▸ WHAT IS ASKED
Collect all lines below with the string "Variables".

▸ SUPPLIED DATA
--- start ---
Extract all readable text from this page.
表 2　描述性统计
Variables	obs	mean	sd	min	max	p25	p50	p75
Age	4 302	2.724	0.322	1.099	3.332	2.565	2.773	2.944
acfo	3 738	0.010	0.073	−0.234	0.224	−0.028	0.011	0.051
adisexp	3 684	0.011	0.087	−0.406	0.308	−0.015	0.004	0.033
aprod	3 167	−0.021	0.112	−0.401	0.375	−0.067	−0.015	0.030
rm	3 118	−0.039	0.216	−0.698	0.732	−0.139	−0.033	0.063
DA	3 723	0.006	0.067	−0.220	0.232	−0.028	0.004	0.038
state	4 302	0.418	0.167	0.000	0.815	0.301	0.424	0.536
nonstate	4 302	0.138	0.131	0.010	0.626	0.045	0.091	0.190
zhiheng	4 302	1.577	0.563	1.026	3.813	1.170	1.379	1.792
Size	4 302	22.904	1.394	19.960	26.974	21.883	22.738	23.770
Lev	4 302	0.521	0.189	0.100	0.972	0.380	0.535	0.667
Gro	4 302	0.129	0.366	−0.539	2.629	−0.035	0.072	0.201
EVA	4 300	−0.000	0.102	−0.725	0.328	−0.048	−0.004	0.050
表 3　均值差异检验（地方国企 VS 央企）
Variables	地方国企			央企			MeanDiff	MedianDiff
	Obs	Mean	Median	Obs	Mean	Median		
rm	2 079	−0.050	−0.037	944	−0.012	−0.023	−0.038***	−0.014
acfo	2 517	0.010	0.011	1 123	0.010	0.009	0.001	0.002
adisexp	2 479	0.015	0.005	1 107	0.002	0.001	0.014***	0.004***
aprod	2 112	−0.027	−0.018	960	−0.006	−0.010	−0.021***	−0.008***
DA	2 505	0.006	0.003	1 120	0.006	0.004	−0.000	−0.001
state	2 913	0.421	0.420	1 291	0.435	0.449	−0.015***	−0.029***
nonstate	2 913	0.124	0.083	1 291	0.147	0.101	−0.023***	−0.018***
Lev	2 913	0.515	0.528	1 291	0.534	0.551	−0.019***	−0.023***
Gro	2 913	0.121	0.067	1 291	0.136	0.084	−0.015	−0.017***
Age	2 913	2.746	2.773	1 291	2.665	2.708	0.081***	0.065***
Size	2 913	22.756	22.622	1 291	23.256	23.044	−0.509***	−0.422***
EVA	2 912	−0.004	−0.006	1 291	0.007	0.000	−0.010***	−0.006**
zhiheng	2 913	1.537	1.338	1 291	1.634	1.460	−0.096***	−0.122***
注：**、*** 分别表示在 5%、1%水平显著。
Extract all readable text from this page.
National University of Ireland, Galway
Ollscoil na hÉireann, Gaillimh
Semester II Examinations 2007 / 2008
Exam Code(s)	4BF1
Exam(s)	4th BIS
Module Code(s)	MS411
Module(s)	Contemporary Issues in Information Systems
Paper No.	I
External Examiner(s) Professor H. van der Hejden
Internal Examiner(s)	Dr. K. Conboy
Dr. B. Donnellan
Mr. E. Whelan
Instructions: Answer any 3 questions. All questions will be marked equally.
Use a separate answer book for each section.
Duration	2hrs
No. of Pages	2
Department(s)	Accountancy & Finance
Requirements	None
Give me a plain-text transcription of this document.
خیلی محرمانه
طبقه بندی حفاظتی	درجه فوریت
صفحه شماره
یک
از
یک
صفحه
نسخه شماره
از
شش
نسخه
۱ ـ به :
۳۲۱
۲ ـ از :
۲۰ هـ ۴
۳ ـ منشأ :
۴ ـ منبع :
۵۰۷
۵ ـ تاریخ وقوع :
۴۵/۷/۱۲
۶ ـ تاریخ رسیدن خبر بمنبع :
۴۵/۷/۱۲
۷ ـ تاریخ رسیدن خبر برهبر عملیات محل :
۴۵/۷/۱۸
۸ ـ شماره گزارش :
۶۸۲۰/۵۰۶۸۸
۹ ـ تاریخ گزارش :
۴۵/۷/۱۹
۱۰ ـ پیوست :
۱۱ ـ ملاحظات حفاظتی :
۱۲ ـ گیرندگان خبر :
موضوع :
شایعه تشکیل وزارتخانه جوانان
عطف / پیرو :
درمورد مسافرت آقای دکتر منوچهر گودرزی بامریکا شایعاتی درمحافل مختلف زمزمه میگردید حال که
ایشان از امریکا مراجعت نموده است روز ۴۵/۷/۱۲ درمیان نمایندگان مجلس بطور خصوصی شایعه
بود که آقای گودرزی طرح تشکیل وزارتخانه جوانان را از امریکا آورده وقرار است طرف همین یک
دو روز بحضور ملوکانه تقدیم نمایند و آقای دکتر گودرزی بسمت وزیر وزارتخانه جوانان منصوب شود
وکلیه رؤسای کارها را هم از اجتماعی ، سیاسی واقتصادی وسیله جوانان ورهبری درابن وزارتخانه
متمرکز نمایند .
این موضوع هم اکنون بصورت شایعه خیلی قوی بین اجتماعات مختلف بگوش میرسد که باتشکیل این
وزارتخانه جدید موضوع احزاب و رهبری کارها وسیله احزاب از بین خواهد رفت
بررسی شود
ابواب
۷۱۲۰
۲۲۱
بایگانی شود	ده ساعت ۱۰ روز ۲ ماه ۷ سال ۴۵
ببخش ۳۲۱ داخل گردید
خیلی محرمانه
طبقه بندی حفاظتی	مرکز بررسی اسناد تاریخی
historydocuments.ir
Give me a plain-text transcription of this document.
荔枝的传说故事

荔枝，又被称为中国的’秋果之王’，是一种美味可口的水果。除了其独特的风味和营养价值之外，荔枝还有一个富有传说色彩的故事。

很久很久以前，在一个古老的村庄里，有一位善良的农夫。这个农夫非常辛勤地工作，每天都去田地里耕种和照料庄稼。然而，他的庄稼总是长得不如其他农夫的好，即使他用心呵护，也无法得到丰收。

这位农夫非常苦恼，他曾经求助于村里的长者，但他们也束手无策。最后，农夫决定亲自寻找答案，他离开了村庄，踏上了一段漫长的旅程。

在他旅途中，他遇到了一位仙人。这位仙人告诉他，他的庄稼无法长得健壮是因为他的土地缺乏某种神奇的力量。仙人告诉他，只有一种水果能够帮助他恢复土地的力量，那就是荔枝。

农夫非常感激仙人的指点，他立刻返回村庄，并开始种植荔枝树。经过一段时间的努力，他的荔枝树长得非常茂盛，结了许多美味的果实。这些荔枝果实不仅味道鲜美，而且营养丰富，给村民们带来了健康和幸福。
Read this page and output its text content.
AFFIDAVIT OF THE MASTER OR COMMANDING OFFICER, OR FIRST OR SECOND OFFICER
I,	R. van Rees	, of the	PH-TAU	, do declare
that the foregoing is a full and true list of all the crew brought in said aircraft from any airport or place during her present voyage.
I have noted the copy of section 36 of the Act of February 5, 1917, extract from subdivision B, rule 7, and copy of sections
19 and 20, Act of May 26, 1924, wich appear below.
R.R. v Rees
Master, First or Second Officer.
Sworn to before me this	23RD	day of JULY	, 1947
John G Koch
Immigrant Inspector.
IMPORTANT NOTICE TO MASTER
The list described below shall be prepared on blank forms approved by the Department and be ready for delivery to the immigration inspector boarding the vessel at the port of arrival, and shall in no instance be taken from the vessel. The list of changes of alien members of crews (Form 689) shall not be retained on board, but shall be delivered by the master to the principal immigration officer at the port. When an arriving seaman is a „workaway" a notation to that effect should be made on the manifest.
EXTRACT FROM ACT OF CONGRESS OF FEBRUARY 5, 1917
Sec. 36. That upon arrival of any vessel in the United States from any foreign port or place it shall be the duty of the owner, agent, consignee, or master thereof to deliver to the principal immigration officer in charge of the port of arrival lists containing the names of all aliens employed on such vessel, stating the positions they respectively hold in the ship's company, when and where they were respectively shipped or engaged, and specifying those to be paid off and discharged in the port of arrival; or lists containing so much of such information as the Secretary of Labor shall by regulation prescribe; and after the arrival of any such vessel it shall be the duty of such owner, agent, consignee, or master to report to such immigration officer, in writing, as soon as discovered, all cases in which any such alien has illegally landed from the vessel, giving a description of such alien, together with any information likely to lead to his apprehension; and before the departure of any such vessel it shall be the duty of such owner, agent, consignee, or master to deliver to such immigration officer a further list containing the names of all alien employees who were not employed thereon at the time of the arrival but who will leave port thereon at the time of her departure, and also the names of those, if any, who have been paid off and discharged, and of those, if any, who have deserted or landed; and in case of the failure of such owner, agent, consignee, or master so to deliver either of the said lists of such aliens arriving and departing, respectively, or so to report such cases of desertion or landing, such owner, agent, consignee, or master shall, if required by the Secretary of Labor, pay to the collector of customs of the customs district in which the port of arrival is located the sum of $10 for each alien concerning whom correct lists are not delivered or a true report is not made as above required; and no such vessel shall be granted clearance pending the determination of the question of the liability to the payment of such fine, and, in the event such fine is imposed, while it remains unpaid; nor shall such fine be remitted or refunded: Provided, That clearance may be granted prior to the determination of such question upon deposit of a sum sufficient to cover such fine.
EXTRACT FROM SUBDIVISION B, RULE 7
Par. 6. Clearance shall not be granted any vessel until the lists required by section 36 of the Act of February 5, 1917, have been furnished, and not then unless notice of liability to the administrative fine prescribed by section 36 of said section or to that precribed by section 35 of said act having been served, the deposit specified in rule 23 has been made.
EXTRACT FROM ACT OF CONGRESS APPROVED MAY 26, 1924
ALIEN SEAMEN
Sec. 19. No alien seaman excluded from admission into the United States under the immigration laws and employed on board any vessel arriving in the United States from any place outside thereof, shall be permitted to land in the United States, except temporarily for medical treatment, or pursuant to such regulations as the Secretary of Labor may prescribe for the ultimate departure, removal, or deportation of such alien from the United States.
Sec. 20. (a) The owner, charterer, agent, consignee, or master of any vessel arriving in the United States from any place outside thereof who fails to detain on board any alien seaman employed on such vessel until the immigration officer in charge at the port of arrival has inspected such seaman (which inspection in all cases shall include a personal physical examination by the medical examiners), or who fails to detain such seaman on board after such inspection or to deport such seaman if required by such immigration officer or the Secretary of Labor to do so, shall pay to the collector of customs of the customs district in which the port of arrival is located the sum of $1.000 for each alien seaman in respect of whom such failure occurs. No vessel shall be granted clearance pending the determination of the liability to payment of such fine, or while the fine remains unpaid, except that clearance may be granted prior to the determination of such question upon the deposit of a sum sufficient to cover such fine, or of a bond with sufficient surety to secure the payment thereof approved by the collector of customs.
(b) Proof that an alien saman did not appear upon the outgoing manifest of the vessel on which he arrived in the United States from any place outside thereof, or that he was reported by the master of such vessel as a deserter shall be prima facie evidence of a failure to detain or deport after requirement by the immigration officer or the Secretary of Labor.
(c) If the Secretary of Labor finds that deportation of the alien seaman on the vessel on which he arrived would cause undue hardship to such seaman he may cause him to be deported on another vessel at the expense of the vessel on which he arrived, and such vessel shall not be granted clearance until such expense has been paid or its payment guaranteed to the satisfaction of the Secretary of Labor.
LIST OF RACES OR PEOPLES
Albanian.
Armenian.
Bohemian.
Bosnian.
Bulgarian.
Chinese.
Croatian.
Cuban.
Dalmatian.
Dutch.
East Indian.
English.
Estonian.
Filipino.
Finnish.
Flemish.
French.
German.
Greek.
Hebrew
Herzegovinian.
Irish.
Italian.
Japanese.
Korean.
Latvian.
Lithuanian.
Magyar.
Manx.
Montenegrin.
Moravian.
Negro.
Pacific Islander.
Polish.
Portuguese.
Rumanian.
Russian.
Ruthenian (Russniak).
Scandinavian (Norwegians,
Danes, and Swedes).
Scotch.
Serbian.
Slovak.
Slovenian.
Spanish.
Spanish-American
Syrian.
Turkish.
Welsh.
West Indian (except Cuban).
--- end ---
▸ ANSWER TO THIS PROBLEM
Variables	obs	mean	sd	min	max	p25	p50	p75
Variables	地方国企			央企			MeanDiff	MedianDiff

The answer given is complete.